Your instructions → For this exercise, copy out each line of the material below that includes "інформаційних".

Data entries

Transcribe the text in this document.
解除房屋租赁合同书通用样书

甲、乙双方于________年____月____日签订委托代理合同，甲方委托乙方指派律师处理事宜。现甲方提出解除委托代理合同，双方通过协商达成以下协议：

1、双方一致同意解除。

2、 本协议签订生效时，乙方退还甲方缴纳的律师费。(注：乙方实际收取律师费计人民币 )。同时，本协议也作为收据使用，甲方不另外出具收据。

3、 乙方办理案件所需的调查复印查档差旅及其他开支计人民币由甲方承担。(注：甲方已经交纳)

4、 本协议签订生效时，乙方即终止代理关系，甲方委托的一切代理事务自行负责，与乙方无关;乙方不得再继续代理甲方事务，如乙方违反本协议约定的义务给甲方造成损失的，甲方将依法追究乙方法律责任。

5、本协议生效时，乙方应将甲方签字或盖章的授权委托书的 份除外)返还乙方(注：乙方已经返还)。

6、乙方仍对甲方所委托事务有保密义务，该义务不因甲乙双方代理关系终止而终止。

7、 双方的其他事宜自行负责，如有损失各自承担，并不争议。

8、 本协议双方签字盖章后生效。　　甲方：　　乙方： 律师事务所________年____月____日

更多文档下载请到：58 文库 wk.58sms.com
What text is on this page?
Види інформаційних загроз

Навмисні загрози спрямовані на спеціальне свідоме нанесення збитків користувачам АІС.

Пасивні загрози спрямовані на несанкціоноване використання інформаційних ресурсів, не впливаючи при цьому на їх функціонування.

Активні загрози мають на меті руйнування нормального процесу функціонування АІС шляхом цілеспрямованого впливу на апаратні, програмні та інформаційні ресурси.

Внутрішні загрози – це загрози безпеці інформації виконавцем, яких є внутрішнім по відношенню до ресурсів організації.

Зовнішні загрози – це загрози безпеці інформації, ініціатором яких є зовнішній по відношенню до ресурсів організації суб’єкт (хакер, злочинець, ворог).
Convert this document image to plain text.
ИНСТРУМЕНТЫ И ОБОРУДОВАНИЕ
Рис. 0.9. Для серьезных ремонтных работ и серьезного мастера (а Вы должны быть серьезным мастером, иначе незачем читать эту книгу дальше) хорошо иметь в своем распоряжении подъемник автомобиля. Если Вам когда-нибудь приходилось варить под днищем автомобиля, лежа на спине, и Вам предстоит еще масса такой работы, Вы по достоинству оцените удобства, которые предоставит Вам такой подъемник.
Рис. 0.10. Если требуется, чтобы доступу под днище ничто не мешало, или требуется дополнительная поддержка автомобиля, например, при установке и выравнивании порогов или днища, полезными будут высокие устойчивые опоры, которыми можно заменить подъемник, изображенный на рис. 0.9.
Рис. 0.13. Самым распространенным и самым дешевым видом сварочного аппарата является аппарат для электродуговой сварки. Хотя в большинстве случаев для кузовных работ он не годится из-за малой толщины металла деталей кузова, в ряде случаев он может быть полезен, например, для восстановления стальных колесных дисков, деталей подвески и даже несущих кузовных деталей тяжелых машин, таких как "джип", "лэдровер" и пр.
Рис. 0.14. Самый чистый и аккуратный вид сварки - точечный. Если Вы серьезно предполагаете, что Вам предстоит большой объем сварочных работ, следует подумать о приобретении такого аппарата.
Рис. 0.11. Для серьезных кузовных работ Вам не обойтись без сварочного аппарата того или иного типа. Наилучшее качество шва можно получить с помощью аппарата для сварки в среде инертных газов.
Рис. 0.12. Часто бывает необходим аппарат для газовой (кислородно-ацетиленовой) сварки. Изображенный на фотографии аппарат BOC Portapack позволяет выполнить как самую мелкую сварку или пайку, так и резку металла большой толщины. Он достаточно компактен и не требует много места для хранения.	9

...

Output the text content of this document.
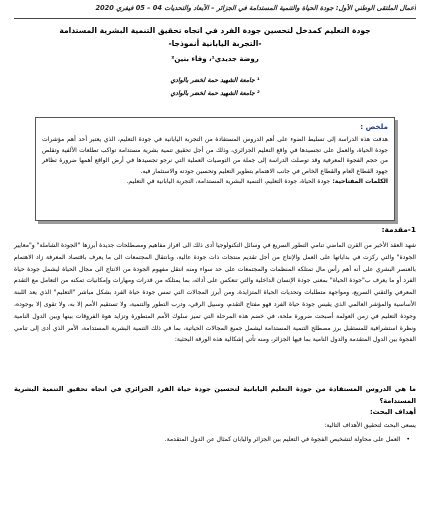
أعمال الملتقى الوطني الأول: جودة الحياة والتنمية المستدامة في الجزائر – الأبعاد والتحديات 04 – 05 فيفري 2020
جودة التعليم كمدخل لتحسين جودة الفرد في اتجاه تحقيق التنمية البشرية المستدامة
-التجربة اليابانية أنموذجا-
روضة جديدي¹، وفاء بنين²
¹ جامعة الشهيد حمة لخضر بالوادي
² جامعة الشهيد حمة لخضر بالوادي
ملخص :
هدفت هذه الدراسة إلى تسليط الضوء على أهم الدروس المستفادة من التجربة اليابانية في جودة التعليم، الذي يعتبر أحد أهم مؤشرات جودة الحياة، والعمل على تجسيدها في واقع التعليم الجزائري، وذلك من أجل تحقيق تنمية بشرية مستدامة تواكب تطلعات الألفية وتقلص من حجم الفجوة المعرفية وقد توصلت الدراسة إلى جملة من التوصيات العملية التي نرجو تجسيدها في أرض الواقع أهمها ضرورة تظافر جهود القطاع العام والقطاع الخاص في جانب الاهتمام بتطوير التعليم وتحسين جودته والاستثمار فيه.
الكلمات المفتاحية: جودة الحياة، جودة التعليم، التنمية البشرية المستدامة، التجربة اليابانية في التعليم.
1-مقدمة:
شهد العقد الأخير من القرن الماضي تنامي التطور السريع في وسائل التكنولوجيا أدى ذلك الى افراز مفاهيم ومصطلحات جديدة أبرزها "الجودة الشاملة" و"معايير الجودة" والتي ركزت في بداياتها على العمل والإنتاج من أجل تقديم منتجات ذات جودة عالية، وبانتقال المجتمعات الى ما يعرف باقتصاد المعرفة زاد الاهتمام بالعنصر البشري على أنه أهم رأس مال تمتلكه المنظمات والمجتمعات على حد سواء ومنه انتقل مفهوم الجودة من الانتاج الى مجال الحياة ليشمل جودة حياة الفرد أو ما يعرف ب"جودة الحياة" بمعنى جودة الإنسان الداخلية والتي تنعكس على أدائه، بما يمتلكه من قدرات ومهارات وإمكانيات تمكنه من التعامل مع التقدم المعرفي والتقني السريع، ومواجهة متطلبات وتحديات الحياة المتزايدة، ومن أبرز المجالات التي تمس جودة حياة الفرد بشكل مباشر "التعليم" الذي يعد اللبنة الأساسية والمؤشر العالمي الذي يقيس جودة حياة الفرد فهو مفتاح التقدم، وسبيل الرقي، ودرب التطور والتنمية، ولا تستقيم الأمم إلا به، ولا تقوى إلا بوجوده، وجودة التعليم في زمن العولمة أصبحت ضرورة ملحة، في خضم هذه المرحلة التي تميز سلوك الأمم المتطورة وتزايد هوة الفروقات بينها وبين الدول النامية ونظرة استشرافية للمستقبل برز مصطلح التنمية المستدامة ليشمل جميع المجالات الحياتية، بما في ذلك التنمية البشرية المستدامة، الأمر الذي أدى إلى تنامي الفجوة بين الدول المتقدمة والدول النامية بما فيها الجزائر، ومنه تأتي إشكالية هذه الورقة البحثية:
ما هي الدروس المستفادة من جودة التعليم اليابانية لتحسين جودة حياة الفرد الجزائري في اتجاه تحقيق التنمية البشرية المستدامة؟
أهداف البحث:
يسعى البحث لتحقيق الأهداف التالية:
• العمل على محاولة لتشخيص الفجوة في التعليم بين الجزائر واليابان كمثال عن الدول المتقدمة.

Response to this task →
Види інформаційних загроз
Пасивні загрози спрямовані на несанкціоноване використання інформаційних ресурсів, не впливаючи при цьому на їх функціонування.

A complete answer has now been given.